- _Your objective_
Below are the records. List every line holding the word "makeuseof".

- _Records for the exercise_
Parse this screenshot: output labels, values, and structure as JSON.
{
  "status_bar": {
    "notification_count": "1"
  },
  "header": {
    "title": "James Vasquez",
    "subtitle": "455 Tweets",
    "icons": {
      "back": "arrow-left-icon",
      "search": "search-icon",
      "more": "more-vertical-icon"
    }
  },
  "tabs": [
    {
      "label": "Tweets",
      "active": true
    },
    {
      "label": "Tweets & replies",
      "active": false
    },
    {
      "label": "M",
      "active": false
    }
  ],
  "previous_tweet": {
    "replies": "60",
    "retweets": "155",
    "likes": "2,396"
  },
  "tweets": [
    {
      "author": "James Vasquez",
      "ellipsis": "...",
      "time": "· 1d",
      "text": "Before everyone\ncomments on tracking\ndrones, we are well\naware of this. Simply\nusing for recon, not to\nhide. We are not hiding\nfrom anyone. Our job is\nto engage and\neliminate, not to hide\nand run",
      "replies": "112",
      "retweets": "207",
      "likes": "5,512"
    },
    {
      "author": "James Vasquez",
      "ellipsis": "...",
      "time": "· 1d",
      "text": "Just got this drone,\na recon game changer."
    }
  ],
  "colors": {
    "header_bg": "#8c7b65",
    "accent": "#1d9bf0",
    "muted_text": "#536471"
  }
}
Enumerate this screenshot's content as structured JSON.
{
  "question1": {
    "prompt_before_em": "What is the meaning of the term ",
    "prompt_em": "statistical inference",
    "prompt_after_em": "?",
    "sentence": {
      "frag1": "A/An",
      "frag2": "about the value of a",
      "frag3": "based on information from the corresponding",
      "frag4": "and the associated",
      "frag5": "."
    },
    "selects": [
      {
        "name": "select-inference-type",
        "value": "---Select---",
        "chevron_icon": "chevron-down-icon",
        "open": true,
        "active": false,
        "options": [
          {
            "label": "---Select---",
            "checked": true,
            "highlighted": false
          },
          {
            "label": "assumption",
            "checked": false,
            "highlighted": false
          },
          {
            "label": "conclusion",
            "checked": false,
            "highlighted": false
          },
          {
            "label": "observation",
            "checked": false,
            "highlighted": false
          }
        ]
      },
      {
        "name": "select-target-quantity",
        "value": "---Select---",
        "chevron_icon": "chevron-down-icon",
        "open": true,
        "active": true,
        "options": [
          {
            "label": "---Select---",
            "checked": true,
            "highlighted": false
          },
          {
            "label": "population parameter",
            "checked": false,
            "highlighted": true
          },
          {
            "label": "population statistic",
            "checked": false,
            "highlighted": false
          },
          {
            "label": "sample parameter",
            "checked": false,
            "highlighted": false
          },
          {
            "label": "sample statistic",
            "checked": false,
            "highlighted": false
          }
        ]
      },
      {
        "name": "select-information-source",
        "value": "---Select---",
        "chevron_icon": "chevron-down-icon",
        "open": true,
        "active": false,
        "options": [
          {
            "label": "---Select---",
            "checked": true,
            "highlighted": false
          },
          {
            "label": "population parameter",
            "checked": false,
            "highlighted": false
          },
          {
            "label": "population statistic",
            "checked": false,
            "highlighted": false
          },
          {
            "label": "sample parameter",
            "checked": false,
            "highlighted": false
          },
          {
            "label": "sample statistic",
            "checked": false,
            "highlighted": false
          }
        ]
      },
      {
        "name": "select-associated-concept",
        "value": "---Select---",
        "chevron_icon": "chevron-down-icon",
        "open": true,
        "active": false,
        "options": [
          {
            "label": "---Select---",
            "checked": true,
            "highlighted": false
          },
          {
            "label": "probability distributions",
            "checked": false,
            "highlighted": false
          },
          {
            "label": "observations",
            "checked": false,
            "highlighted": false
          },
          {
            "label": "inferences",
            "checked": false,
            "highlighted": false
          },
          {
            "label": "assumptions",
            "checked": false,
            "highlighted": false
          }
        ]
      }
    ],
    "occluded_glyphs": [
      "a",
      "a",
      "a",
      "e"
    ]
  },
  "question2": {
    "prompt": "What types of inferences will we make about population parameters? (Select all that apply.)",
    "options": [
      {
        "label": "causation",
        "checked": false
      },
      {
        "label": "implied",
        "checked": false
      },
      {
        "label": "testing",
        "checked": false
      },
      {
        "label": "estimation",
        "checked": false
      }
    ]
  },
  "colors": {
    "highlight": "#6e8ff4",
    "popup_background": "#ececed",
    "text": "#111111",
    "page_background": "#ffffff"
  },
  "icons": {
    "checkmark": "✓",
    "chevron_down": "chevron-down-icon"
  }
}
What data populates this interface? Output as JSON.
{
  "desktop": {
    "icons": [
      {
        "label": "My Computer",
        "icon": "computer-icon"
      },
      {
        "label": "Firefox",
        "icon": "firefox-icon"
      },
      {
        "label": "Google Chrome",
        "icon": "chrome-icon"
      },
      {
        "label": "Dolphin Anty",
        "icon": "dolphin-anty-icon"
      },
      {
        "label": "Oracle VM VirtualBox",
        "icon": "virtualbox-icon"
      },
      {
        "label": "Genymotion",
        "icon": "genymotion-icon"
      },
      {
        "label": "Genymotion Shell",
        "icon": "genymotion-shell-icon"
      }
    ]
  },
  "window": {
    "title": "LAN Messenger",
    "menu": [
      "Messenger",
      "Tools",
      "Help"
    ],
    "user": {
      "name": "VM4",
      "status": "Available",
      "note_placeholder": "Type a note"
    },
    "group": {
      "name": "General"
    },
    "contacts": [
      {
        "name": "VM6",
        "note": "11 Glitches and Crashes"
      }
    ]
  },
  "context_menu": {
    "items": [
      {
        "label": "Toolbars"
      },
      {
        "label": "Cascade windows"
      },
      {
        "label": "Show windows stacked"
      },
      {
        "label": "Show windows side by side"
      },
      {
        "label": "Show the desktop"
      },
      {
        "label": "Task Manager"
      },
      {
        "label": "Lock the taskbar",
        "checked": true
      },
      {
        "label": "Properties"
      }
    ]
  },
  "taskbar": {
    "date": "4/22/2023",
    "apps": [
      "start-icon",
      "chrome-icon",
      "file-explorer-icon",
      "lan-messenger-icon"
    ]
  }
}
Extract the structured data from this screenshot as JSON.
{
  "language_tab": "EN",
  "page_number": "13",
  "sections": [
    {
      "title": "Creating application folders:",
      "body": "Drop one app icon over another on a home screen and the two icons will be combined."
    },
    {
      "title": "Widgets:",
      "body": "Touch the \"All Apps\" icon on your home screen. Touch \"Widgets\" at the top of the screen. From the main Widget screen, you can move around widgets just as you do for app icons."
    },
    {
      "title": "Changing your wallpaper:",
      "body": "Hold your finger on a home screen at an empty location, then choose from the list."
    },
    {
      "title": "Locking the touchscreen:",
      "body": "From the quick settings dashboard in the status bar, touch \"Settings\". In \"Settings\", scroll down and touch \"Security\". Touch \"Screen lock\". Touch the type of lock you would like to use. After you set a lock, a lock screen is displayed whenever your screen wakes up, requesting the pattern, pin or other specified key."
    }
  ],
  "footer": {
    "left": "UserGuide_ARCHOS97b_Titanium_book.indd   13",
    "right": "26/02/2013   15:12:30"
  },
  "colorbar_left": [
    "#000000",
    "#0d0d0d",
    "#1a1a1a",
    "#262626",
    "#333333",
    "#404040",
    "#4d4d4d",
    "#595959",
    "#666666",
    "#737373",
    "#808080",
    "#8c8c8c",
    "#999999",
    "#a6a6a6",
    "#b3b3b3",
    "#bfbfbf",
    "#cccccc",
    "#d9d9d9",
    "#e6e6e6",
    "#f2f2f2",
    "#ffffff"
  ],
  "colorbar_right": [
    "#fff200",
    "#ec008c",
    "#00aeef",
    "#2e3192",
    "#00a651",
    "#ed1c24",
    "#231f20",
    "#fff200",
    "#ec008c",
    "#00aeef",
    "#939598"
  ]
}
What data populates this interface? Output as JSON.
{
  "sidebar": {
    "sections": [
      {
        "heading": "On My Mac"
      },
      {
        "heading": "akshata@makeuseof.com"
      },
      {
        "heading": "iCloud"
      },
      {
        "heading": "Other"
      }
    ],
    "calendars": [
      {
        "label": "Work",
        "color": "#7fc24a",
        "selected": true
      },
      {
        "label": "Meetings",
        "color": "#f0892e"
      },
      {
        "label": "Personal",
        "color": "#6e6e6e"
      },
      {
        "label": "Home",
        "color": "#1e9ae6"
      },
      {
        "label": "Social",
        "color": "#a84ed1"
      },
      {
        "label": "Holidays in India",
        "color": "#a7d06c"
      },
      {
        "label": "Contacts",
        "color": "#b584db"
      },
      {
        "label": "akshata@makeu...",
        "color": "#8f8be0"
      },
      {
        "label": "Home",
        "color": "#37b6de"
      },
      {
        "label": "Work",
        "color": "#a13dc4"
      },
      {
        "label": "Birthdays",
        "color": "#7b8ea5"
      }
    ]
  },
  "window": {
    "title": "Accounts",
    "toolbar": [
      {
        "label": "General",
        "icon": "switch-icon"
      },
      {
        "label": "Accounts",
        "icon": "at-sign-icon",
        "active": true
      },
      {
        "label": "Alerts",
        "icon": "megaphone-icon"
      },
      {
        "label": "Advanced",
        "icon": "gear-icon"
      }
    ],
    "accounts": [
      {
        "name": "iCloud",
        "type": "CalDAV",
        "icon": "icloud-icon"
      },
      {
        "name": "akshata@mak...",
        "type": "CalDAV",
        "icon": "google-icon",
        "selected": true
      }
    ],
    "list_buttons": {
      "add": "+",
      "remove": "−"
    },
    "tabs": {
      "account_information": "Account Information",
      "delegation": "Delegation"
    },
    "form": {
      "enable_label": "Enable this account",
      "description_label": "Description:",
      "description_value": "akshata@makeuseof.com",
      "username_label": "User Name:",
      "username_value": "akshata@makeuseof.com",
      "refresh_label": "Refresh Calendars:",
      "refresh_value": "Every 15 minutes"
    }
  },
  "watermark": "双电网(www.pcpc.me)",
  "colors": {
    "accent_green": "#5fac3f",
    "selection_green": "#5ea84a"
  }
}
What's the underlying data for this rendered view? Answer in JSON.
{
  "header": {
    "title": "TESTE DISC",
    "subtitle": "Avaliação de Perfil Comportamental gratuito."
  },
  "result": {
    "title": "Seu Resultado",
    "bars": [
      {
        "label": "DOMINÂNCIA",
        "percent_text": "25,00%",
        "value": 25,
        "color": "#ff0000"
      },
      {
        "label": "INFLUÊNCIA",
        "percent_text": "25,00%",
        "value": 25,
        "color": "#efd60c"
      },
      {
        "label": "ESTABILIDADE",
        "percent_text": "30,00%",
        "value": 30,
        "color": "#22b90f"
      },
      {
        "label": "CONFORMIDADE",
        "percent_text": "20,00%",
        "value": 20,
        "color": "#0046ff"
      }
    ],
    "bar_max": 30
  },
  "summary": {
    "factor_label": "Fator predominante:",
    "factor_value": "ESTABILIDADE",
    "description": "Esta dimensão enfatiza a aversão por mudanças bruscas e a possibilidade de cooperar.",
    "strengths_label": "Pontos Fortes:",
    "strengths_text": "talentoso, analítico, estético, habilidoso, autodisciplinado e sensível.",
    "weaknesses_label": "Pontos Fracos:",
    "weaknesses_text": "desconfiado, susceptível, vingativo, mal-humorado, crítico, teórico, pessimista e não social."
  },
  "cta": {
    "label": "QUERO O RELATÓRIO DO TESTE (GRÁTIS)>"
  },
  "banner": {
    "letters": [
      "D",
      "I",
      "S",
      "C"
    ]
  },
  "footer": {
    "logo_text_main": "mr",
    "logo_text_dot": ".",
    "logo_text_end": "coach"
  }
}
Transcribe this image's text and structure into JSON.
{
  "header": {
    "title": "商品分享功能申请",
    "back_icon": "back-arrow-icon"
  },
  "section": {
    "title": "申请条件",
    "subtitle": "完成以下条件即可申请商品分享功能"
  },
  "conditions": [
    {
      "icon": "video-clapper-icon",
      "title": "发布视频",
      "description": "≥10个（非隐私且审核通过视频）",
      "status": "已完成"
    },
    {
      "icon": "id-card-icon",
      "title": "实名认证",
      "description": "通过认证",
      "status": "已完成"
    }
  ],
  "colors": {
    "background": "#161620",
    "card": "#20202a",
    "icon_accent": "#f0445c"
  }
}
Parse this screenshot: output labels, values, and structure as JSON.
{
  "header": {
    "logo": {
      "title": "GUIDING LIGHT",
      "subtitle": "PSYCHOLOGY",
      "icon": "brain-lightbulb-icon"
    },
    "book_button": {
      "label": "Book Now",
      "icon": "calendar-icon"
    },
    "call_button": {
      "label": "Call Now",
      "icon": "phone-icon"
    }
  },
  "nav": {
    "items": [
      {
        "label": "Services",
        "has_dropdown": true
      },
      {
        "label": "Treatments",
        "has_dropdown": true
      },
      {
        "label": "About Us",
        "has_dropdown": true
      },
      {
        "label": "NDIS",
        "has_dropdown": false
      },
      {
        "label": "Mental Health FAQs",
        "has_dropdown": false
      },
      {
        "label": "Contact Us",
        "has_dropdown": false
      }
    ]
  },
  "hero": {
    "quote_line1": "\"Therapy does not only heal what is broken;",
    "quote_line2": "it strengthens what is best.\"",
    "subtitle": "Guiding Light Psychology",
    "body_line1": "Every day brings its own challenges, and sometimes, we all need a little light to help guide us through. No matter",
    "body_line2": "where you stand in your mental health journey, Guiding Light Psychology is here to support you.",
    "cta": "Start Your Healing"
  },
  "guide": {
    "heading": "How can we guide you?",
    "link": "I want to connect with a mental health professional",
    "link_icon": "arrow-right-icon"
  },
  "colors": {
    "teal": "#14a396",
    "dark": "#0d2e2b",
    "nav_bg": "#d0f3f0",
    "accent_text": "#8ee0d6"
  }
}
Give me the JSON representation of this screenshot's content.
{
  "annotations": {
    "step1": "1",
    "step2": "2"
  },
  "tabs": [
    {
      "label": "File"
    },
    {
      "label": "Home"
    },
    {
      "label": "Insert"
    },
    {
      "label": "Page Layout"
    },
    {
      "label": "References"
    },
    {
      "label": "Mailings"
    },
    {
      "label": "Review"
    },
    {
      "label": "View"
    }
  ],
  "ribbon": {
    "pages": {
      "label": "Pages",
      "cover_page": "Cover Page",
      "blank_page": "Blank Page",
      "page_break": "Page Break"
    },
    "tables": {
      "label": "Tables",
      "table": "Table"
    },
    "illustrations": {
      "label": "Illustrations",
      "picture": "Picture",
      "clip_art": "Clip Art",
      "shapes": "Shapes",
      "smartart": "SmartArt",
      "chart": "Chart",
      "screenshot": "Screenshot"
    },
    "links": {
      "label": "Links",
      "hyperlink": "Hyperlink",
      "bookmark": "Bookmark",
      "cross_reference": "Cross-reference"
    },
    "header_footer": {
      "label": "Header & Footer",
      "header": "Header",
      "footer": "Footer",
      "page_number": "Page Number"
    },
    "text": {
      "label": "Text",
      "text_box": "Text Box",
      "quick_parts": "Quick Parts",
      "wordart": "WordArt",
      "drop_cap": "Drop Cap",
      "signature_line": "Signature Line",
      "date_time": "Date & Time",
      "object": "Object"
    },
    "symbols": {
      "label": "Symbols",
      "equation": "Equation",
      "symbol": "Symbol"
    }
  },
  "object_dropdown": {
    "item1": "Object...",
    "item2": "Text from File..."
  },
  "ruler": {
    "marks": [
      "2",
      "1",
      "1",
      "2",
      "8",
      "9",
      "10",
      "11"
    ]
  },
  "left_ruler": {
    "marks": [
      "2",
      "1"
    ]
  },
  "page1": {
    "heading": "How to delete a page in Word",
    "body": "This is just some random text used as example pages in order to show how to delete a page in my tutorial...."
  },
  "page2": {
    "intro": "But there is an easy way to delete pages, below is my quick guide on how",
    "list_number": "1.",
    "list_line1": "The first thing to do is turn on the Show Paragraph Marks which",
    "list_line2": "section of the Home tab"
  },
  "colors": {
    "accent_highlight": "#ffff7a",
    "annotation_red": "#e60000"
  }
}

- _Task solution_
        "heading": "akshata@makeuseof.com"
      "description_value": "akshata@makeuseof.com",
      "username_value": "akshata@makeuseof.com",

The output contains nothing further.